In the entries below, find every line holding the string "paternal" and collect it.

---------- Materials provided ----------

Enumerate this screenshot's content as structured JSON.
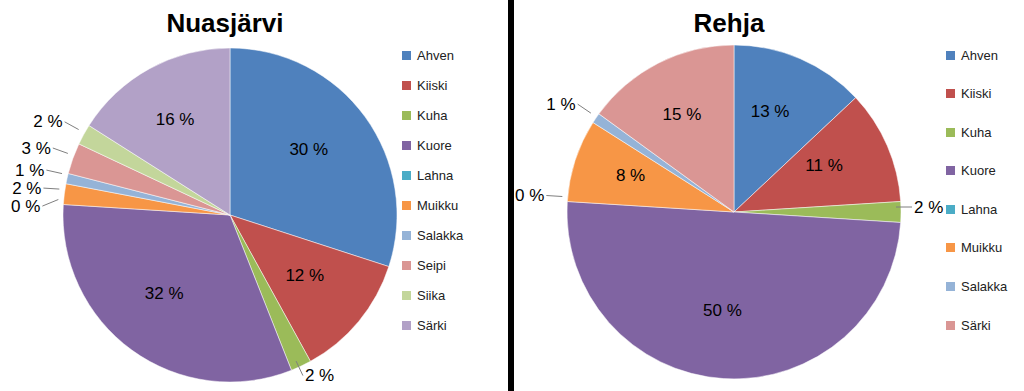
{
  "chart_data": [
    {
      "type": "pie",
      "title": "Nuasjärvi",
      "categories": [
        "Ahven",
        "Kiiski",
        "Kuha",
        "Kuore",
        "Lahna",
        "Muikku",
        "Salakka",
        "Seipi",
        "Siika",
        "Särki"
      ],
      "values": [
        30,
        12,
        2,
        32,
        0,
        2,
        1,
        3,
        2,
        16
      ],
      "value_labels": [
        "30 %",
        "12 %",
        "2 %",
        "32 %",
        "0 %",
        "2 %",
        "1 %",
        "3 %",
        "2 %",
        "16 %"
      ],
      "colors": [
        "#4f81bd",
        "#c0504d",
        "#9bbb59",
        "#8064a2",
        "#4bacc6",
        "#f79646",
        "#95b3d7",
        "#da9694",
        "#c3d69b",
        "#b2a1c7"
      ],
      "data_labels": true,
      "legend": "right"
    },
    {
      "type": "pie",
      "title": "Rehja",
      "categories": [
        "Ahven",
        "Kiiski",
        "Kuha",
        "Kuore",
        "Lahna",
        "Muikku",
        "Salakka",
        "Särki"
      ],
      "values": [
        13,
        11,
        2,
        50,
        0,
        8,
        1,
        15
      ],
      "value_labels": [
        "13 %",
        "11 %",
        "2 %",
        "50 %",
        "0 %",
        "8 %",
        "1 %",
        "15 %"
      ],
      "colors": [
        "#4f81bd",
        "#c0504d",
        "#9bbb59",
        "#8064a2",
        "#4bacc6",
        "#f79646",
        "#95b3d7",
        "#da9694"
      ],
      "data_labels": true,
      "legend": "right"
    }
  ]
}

----------
---------- Materials provided ----------

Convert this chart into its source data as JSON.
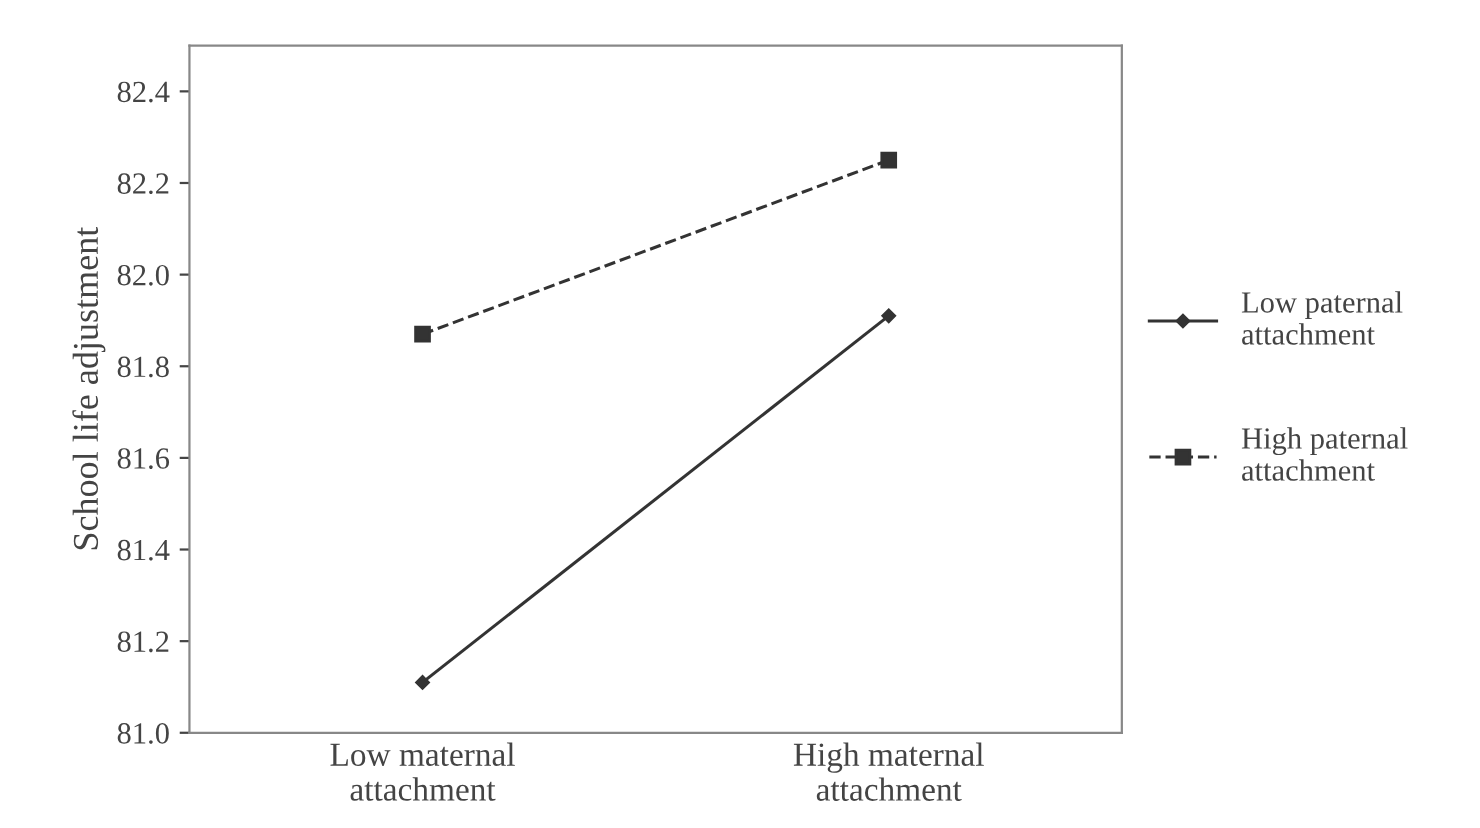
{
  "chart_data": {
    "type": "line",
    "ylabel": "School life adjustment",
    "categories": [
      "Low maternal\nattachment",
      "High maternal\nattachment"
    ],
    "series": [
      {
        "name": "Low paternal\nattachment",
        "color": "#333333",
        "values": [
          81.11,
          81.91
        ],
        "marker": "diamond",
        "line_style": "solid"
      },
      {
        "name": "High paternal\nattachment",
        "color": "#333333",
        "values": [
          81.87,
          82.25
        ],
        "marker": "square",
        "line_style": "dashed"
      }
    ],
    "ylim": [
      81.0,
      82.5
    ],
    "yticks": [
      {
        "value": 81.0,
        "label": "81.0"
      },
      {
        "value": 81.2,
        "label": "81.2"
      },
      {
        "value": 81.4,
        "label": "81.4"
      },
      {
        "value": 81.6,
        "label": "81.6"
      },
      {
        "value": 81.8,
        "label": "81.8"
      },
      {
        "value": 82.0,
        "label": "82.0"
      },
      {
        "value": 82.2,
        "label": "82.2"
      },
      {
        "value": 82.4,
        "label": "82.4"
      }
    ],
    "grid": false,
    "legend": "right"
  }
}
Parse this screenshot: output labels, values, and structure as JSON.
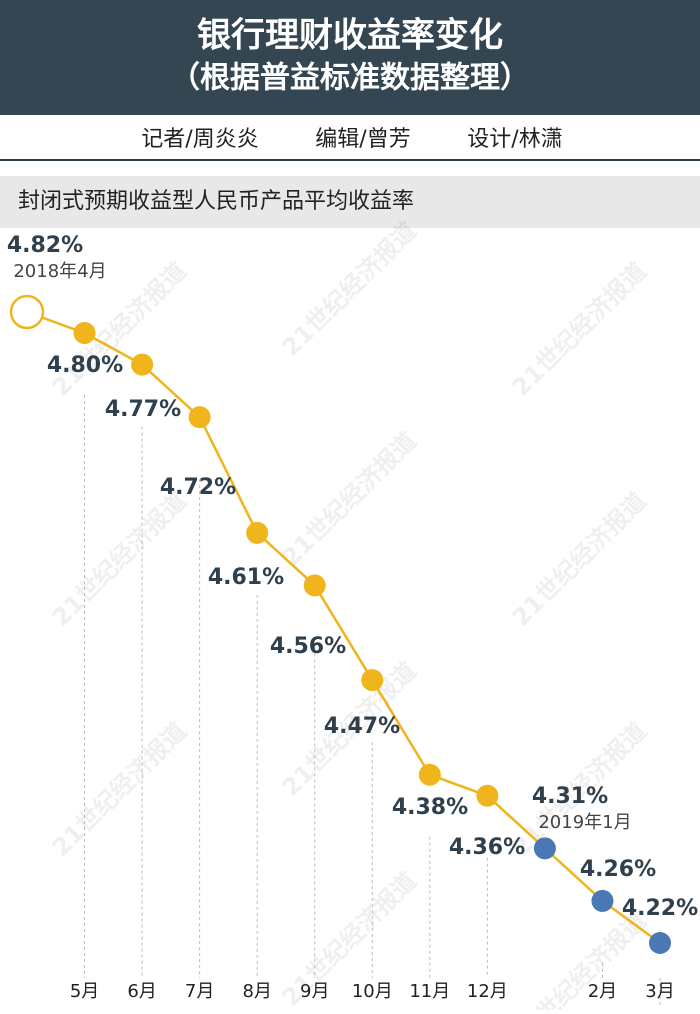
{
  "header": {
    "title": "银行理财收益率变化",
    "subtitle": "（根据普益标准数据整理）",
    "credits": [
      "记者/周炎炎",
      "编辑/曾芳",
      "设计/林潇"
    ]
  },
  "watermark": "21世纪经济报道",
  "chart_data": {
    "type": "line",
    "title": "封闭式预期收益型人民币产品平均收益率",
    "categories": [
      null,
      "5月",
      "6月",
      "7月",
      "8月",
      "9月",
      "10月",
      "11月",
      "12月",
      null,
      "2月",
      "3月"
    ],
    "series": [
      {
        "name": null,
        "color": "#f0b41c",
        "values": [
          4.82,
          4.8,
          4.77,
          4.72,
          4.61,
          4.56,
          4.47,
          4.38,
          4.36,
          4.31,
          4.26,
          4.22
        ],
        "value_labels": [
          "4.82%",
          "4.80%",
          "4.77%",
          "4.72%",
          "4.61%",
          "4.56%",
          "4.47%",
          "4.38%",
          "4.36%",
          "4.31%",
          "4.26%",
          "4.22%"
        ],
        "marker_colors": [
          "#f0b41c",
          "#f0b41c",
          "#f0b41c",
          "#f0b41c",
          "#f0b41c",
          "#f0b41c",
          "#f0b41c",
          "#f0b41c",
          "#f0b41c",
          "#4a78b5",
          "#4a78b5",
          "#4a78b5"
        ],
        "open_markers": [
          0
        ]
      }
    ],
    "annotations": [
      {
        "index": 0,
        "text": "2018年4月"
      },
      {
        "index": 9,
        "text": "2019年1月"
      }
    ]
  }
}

----------

• **Response**:
        "name": "Low paternal\nattachment",
        "name": "High paternal\nattachment",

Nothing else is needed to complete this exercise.